## [Required task]
Repeat the records verbatim and leave the pictures out of your copy.

## [Records for this task]
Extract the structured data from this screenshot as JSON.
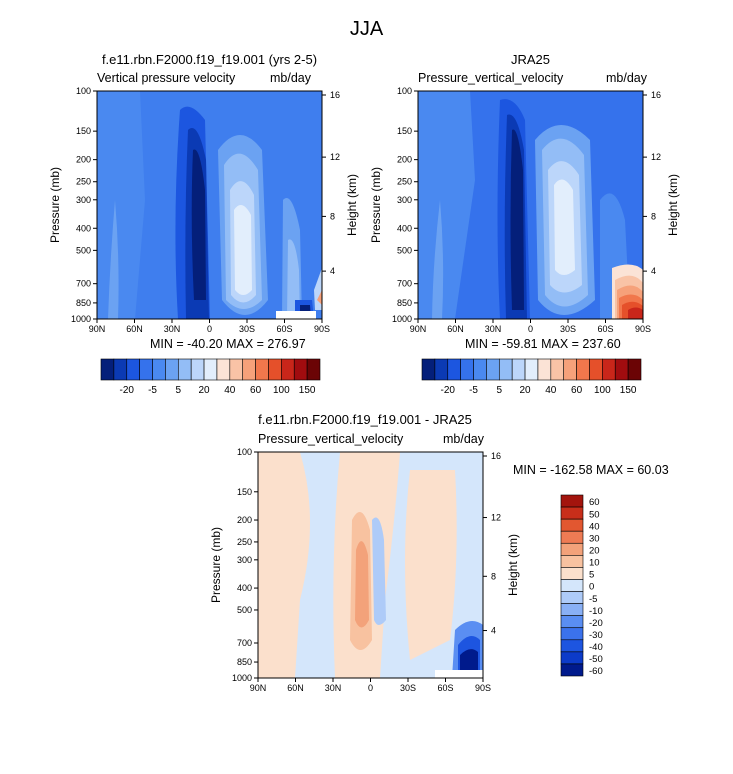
{
  "page": {
    "title": "JJA"
  },
  "colors": {
    "abs_scale": [
      "#041f7a",
      "#0b3ab4",
      "#1c56e0",
      "#3572ec",
      "#4a89f0",
      "#6ba2f2",
      "#93bdf6",
      "#bcd6fa",
      "#e2eefc",
      "#fbe3d6",
      "#f9c3a6",
      "#f6a17a",
      "#f1774c",
      "#e5502a",
      "#c9261a",
      "#a10c0f",
      "#6b0405"
    ],
    "diff_scale": [
      "#001a8c",
      "#0c3bc9",
      "#1d55e0",
      "#3b72ec",
      "#5a8ef2",
      "#89b0f5",
      "#aecbf8",
      "#d4e6fb",
      "#fbe0cc",
      "#f8c2a0",
      "#f3a27a",
      "#ee7b54",
      "#e25730",
      "#c82e1a",
      "#a3140d"
    ]
  },
  "chart_data": [
    {
      "type": "heatmap",
      "title": "f.e11.rbn.F2000.f19_f19.001 (yrs 2-5)",
      "variable_label": "Vertical pressure velocity",
      "units": "mb/day",
      "ylabel": "Pressure (mb)",
      "ylabel_right": "Height (km)",
      "x_ticks": [
        "90N",
        "60N",
        "30N",
        "0",
        "30S",
        "60S",
        "90S"
      ],
      "y_ticks": [
        "100",
        "150",
        "200",
        "250",
        "300",
        "400",
        "500",
        "700",
        "850",
        "1000"
      ],
      "height_ticks": [
        "16",
        "12",
        "8",
        "4"
      ],
      "y_scale": "log",
      "ylim": [
        1000,
        100
      ],
      "stats": "MIN = -40.20   MAX = 276.97",
      "legend_labels": [
        "-20",
        "-5",
        "5",
        "20",
        "40",
        "60",
        "100",
        "150"
      ]
    },
    {
      "type": "heatmap",
      "title": "JRA25",
      "variable_label": "Pressure_vertical_velocity",
      "units": "mb/day",
      "ylabel": "Pressure (mb)",
      "ylabel_right": "Height (km)",
      "x_ticks": [
        "90N",
        "60N",
        "30N",
        "0",
        "30S",
        "60S",
        "90S"
      ],
      "y_ticks": [
        "100",
        "150",
        "200",
        "250",
        "300",
        "400",
        "500",
        "700",
        "850",
        "1000"
      ],
      "height_ticks": [
        "16",
        "12",
        "8",
        "4"
      ],
      "y_scale": "log",
      "ylim": [
        1000,
        100
      ],
      "stats": "MIN = -59.81   MAX = 237.60",
      "legend_labels": [
        "-20",
        "-5",
        "5",
        "20",
        "40",
        "60",
        "100",
        "150"
      ]
    },
    {
      "type": "heatmap",
      "title": "f.e11.rbn.F2000.f19_f19.001 - JRA25",
      "variable_label": "Pressure_vertical_velocity",
      "units": "mb/day",
      "ylabel": "Pressure (mb)",
      "ylabel_right": "Height (km)",
      "x_ticks": [
        "90N",
        "60N",
        "30N",
        "0",
        "30S",
        "60S",
        "90S"
      ],
      "y_ticks": [
        "100",
        "150",
        "200",
        "250",
        "300",
        "400",
        "500",
        "700",
        "850",
        "1000"
      ],
      "height_ticks": [
        "16",
        "12",
        "8",
        "4"
      ],
      "y_scale": "log",
      "ylim": [
        1000,
        100
      ],
      "stats": "MIN = -162.58   MAX = 60.03",
      "legend_labels": [
        "60",
        "50",
        "40",
        "30",
        "20",
        "10",
        "5",
        "0",
        "-5",
        "-10",
        "-20",
        "-30",
        "-40",
        "-50",
        "-60"
      ]
    }
  ]
}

## [Task solution]
Extract the structured data from this screenshot as JSON.
{
  "page": {
    "title": "JJA"
  },
  "colors": {
    "abs_scale": [
      "#041f7a",
      "#0b3ab4",
      "#1c56e0",
      "#3572ec",
      "#4a89f0",
      "#6ba2f2",
      "#93bdf6",
      "#bcd6fa",
      "#e2eefc",
      "#fbe3d6",
      "#f9c3a6",
      "#f6a17a",
      "#f1774c",
      "#e5502a",
      "#c9261a",
      "#a10c0f",
      "#6b0405"
    ],
    "diff_scale": [
      "#001a8c",
      "#0c3bc9",
      "#1d55e0",
      "#3b72ec",
      "#5a8ef2",
      "#89b0f5",
      "#aecbf8",
      "#d4e6fb",
      "#fbe0cc",
      "#f8c2a0",
      "#f3a27a",
      "#ee7b54",
      "#e25730",
      "#c82e1a",
      "#a3140d"
    ]
  },
  "chart_data": [
    {
      "type": "heatmap",
      "title": "f.e11.rbn.F2000.f19_f19.001 (yrs 2-5)",
      "variable_label": "Vertical pressure velocity",
      "units": "mb/day",
      "ylabel": "Pressure (mb)",
      "ylabel_right": "Height (km)",
      "x_ticks": [
        "90N",
        "60N",
        "30N",
        "0",
        "30S",
        "60S",
        "90S"
      ],
      "y_ticks": [
        "100",
        "150",
        "200",
        "250",
        "300",
        "400",
        "500",
        "700",
        "850",
        "1000"
      ],
      "height_ticks": [
        "16",
        "12",
        "8",
        "4"
      ],
      "y_scale": "log",
      "ylim": [
        1000,
        100
      ],
      "stats": "MIN = -40.20   MAX = 276.97",
      "legend_labels": [
        "-20",
        "-5",
        "5",
        "20",
        "40",
        "60",
        "100",
        "150"
      ]
    },
    {
      "type": "heatmap",
      "title": "JRA25",
      "variable_label": "Pressure_vertical_velocity",
      "units": "mb/day",
      "ylabel": "Pressure (mb)",
      "ylabel_right": "Height (km)",
      "x_ticks": [
        "90N",
        "60N",
        "30N",
        "0",
        "30S",
        "60S",
        "90S"
      ],
      "y_ticks": [
        "100",
        "150",
        "200",
        "250",
        "300",
        "400",
        "500",
        "700",
        "850",
        "1000"
      ],
      "height_ticks": [
        "16",
        "12",
        "8",
        "4"
      ],
      "y_scale": "log",
      "ylim": [
        1000,
        100
      ],
      "stats": "MIN = -59.81   MAX = 237.60",
      "legend_labels": [
        "-20",
        "-5",
        "5",
        "20",
        "40",
        "60",
        "100",
        "150"
      ]
    },
    {
      "type": "heatmap",
      "title": "f.e11.rbn.F2000.f19_f19.001 - JRA25",
      "variable_label": "Pressure_vertical_velocity",
      "units": "mb/day",
      "ylabel": "Pressure (mb)",
      "ylabel_right": "Height (km)",
      "x_ticks": [
        "90N",
        "60N",
        "30N",
        "0",
        "30S",
        "60S",
        "90S"
      ],
      "y_ticks": [
        "100",
        "150",
        "200",
        "250",
        "300",
        "400",
        "500",
        "700",
        "850",
        "1000"
      ],
      "height_ticks": [
        "16",
        "12",
        "8",
        "4"
      ],
      "y_scale": "log",
      "ylim": [
        1000,
        100
      ],
      "stats": "MIN = -162.58   MAX = 60.03",
      "legend_labels": [
        "60",
        "50",
        "40",
        "30",
        "20",
        "10",
        "5",
        "0",
        "-5",
        "-10",
        "-20",
        "-30",
        "-40",
        "-50",
        "-60"
      ]
    }
  ]
}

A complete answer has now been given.